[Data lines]

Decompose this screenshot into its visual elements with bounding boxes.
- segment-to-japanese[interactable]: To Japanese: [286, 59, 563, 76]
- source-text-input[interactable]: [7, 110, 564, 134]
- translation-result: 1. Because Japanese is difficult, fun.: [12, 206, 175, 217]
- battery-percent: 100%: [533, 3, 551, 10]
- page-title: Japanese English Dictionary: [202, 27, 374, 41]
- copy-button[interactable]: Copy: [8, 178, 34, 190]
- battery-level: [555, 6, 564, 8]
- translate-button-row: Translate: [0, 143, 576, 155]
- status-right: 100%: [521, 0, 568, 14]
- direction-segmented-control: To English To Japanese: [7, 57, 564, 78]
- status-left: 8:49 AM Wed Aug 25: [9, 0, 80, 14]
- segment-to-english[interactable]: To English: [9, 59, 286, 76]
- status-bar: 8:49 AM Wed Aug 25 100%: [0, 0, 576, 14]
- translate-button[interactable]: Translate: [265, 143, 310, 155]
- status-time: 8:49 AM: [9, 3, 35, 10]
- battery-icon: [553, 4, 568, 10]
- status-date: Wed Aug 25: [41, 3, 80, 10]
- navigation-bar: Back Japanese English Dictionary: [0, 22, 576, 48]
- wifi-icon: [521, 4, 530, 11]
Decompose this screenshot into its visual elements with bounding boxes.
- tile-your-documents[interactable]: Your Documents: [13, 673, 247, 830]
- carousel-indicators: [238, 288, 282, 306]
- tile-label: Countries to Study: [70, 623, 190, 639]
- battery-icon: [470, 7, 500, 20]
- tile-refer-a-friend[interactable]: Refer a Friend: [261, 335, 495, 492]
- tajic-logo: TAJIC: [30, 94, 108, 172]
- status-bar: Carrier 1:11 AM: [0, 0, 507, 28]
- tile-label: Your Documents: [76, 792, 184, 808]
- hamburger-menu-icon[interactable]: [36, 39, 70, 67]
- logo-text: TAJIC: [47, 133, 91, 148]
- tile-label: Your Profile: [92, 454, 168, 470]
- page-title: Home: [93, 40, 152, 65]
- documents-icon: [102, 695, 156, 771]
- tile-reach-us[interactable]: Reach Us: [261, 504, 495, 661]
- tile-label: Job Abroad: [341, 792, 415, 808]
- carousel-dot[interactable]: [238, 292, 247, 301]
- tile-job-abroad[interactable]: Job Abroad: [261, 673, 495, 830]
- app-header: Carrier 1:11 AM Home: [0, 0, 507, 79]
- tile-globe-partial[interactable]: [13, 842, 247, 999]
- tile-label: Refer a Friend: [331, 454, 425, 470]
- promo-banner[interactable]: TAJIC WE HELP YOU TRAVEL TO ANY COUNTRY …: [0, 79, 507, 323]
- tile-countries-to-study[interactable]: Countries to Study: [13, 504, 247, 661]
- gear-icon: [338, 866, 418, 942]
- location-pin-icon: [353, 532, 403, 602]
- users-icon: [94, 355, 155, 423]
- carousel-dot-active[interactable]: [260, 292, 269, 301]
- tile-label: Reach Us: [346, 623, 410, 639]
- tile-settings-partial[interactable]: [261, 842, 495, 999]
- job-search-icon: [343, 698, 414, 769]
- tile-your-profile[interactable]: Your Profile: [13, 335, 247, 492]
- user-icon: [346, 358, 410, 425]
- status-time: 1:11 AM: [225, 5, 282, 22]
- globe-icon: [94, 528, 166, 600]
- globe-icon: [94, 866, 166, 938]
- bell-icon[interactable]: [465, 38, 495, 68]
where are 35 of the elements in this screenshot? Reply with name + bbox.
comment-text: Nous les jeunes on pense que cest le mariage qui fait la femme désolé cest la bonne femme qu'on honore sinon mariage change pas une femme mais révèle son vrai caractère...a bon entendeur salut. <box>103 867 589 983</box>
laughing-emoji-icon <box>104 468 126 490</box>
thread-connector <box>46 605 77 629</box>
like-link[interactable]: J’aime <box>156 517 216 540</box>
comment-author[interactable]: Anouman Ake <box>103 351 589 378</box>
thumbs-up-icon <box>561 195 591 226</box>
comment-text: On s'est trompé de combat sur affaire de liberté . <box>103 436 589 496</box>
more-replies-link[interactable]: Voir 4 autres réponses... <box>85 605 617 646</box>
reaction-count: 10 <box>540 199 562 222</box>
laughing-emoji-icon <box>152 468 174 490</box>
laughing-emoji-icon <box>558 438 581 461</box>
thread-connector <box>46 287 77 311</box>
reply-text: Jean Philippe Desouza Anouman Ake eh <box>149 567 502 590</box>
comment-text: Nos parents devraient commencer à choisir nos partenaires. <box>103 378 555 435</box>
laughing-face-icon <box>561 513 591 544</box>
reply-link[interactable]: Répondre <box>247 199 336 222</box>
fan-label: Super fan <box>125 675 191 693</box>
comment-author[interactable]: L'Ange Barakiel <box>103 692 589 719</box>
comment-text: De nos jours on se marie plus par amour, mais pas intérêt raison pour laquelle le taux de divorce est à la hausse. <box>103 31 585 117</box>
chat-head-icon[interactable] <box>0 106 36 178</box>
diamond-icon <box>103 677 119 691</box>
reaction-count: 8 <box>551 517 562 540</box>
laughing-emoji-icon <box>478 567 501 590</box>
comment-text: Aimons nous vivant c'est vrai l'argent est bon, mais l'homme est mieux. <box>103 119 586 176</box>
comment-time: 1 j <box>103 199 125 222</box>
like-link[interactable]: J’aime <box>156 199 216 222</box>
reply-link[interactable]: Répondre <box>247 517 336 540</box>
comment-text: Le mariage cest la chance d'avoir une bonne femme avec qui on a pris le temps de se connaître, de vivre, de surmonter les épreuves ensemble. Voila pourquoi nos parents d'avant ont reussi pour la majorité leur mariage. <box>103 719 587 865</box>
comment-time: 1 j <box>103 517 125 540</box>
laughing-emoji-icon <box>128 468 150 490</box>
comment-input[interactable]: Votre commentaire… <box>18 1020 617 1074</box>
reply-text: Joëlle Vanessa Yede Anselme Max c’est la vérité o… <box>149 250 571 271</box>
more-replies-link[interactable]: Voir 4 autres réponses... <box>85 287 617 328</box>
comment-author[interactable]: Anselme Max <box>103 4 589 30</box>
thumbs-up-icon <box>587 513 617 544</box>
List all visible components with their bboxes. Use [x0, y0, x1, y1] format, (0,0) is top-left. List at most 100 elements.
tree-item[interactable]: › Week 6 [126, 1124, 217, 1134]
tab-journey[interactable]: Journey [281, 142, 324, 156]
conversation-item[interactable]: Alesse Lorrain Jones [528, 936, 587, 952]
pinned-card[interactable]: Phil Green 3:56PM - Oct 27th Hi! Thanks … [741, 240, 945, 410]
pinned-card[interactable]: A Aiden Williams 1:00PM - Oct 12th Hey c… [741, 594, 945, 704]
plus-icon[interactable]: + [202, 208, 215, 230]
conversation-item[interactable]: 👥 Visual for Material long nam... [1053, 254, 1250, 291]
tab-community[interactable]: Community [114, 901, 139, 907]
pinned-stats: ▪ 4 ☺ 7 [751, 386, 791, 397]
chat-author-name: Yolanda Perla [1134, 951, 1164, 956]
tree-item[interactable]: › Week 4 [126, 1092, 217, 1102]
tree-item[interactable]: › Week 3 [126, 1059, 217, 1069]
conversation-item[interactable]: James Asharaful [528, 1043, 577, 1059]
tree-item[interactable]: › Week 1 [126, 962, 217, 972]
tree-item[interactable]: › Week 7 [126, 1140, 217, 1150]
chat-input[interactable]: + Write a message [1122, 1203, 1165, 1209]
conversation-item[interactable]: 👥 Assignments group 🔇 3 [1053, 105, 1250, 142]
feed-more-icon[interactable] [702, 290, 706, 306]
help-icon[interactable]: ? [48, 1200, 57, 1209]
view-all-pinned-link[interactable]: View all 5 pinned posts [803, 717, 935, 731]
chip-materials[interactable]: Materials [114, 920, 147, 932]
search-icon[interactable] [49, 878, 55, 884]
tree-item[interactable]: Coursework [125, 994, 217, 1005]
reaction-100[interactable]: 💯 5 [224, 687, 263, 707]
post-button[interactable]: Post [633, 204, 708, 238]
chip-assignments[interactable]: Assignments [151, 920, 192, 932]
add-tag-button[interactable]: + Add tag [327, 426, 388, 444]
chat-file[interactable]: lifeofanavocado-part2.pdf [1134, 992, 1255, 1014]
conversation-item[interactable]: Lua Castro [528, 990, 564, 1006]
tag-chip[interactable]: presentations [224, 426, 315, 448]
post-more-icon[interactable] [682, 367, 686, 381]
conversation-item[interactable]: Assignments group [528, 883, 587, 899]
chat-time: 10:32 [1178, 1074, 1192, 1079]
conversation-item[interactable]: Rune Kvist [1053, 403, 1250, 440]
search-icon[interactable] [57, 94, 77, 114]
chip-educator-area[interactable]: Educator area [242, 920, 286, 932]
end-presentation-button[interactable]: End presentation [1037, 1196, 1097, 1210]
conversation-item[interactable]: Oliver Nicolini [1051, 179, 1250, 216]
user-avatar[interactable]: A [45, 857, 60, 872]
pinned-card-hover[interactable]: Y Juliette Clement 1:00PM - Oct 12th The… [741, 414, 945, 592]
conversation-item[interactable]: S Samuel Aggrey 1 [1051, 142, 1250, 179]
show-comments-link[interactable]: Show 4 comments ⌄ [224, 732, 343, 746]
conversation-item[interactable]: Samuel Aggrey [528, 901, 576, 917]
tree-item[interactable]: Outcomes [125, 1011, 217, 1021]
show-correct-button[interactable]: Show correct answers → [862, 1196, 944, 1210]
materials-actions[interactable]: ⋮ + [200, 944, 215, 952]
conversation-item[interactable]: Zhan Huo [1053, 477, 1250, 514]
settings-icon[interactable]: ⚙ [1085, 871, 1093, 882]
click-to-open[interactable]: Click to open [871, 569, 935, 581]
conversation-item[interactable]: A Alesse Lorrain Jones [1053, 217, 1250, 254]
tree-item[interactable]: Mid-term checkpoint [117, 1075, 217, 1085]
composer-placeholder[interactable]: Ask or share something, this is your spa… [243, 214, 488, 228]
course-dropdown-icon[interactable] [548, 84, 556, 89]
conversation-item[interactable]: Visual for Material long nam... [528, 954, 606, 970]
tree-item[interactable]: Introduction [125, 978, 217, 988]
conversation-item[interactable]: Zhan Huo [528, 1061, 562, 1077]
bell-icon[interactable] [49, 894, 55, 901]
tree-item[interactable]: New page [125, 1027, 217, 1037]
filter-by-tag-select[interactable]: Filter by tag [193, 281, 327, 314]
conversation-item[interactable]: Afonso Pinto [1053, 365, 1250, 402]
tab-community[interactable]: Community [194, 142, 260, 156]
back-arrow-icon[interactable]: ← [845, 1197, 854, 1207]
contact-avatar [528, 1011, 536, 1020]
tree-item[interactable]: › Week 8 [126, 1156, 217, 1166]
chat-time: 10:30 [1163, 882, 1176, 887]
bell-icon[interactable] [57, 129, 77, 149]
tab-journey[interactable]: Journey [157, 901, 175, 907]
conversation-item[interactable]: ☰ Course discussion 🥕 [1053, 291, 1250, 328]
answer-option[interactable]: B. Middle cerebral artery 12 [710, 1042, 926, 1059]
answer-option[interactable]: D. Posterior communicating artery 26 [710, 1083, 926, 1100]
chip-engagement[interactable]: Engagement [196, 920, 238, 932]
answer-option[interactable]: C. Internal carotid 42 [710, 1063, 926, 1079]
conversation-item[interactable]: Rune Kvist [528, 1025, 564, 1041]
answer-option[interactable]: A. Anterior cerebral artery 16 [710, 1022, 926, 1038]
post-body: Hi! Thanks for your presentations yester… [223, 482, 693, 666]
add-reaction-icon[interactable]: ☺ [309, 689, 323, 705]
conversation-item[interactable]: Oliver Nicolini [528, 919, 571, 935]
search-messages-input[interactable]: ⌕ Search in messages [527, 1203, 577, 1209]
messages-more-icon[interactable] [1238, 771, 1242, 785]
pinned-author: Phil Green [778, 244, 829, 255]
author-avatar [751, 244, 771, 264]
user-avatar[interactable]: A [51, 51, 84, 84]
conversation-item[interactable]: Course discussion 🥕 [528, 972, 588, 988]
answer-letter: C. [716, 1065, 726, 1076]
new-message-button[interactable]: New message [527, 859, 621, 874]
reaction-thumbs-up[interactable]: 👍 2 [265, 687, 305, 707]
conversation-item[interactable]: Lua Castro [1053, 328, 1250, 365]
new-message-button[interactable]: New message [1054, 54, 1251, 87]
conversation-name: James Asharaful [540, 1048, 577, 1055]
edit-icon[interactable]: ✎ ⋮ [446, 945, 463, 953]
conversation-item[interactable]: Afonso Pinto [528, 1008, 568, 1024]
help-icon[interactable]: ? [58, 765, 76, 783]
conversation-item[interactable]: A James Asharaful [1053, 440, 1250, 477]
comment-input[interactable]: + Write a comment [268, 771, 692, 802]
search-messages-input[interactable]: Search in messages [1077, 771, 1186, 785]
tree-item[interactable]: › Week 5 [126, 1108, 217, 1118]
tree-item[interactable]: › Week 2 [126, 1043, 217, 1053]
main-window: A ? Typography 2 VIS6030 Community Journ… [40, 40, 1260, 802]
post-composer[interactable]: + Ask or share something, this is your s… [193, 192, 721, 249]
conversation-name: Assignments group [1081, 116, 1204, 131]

What you should do >> Please switch "Japanese English Dictionary" to "Japanese-English Dictionary" in the entries, beginning with the first entry and stopping after the line that contains "- navigation-bar: Back". Give those lines again with nothing else changed.

Written response >>
Decompose this screenshot into its visual elements with bounding boxes.
- segment-to-japanese[interactable]: To Japanese: [286, 59, 563, 76]
- source-text-input[interactable]: [7, 110, 564, 134]
- translation-result: 1. Because Japanese is difficult, fun.: [12, 206, 175, 217]
- battery-percent: 100%: [533, 3, 551, 10]
- page-title: Japanese-English Dictionary: [202, 27, 374, 41]
- copy-button[interactable]: Copy: [8, 178, 34, 190]
- battery-level: [555, 6, 564, 8]
- translate-button-row: Translate: [0, 143, 576, 155]
- status-right: 100%: [521, 0, 568, 14]
- direction-segmented-control: To English To Japanese: [7, 57, 564, 78]
- status-left: 8:49 AM Wed Aug 25: [9, 0, 80, 14]
- segment-to-english[interactable]: To English: [9, 59, 286, 76]
- status-bar: 8:49 AM Wed Aug 25 100%: [0, 0, 576, 14]
- translate-button[interactable]: Translate: [265, 143, 310, 155]
- status-time: 8:49 AM: [9, 3, 35, 10]
- battery-icon: [553, 4, 568, 10]
- status-date: Wed Aug 25: [41, 3, 80, 10]
- navigation-bar: Back Japanese-English Dictionary: [0, 22, 576, 48]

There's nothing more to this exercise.